[START OF Provided entries]

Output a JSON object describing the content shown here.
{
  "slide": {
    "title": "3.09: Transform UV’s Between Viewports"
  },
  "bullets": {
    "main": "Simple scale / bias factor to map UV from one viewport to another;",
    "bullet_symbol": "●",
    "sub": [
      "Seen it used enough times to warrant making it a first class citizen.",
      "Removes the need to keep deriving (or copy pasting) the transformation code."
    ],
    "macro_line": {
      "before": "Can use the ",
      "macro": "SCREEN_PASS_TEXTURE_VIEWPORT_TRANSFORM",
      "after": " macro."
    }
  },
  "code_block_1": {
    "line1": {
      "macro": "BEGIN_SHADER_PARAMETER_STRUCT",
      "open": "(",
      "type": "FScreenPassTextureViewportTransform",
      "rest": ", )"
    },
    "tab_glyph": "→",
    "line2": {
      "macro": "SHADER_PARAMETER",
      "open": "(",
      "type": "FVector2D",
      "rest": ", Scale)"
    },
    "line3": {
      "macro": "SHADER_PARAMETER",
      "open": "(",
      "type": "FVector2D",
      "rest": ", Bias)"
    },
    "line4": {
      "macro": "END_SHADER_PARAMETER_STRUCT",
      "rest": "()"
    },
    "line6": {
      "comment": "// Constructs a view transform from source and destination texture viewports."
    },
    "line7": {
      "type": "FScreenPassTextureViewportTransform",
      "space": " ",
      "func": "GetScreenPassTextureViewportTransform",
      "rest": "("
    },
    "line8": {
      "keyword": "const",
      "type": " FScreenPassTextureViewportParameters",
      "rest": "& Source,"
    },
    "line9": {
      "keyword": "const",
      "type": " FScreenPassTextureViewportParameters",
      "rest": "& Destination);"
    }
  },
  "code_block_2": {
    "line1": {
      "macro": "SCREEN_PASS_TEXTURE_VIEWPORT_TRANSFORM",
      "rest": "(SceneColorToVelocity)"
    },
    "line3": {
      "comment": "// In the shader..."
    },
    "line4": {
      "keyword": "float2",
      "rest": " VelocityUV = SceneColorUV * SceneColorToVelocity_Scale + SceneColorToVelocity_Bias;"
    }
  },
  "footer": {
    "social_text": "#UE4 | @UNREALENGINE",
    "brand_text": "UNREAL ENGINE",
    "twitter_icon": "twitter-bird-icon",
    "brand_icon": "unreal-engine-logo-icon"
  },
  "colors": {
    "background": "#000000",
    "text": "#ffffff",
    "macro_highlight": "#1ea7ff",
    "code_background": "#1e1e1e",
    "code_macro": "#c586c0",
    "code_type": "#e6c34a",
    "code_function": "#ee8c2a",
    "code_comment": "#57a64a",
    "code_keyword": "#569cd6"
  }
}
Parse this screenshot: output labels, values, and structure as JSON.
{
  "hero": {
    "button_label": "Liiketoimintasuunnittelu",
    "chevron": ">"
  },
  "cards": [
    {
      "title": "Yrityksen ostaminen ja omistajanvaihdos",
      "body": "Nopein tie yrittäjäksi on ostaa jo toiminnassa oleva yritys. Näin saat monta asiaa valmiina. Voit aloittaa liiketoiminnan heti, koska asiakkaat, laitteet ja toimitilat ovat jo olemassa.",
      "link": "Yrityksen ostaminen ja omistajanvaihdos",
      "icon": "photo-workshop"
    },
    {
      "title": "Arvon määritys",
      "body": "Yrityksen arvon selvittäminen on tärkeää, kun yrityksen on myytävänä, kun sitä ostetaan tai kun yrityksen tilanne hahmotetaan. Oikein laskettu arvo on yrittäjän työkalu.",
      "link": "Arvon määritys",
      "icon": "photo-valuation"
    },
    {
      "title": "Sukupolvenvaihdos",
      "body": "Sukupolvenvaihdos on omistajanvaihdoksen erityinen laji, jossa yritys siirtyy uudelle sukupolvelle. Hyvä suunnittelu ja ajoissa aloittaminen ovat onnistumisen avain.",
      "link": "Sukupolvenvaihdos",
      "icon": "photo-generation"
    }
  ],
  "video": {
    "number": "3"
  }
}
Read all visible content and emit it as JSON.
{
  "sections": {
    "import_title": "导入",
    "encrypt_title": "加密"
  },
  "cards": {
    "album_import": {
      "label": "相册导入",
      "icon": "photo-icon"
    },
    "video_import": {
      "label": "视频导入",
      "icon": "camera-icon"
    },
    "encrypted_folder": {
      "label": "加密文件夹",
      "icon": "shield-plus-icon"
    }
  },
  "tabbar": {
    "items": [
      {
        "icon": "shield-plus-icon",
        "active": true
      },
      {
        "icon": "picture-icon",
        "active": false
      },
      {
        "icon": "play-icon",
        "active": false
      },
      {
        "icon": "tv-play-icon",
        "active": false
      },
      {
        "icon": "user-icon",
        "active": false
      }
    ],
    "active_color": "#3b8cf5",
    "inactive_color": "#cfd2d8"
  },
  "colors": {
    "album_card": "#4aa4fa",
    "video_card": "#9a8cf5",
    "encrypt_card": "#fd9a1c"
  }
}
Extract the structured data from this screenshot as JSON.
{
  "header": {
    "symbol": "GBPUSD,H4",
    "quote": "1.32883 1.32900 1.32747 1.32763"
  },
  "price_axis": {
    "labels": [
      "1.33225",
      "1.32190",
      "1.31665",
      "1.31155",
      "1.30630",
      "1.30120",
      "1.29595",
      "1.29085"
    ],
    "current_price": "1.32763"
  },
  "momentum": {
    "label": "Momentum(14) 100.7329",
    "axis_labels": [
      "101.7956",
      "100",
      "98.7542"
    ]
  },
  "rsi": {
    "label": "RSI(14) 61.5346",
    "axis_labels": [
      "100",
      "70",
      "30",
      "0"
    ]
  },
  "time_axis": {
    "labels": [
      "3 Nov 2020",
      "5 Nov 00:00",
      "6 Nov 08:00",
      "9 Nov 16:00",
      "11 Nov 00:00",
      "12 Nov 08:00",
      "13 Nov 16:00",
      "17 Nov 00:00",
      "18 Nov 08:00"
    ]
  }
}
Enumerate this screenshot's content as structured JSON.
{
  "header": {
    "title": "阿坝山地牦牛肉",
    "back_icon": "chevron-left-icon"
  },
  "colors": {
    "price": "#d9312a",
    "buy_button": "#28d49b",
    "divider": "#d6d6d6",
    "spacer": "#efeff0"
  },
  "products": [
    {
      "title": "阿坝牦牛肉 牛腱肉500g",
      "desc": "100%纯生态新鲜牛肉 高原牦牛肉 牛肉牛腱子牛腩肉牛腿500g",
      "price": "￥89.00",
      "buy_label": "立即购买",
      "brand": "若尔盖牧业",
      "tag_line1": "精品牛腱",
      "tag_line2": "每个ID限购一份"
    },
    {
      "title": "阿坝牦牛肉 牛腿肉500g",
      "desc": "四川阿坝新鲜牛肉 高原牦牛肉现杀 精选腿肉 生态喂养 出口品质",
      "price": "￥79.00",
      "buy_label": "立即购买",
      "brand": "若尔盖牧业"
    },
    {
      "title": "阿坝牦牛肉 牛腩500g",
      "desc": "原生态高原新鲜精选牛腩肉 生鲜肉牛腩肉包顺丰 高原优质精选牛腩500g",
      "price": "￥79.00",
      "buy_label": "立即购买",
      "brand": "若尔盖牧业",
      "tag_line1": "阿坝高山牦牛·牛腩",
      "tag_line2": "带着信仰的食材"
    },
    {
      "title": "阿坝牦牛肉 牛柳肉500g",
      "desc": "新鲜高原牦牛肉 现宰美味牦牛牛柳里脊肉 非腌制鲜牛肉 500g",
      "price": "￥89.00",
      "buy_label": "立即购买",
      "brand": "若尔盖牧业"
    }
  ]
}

[END OF Provided entries]

To be done
Find every line with "structured" in the listing and state how many there are, nothing else.

Expected answer
2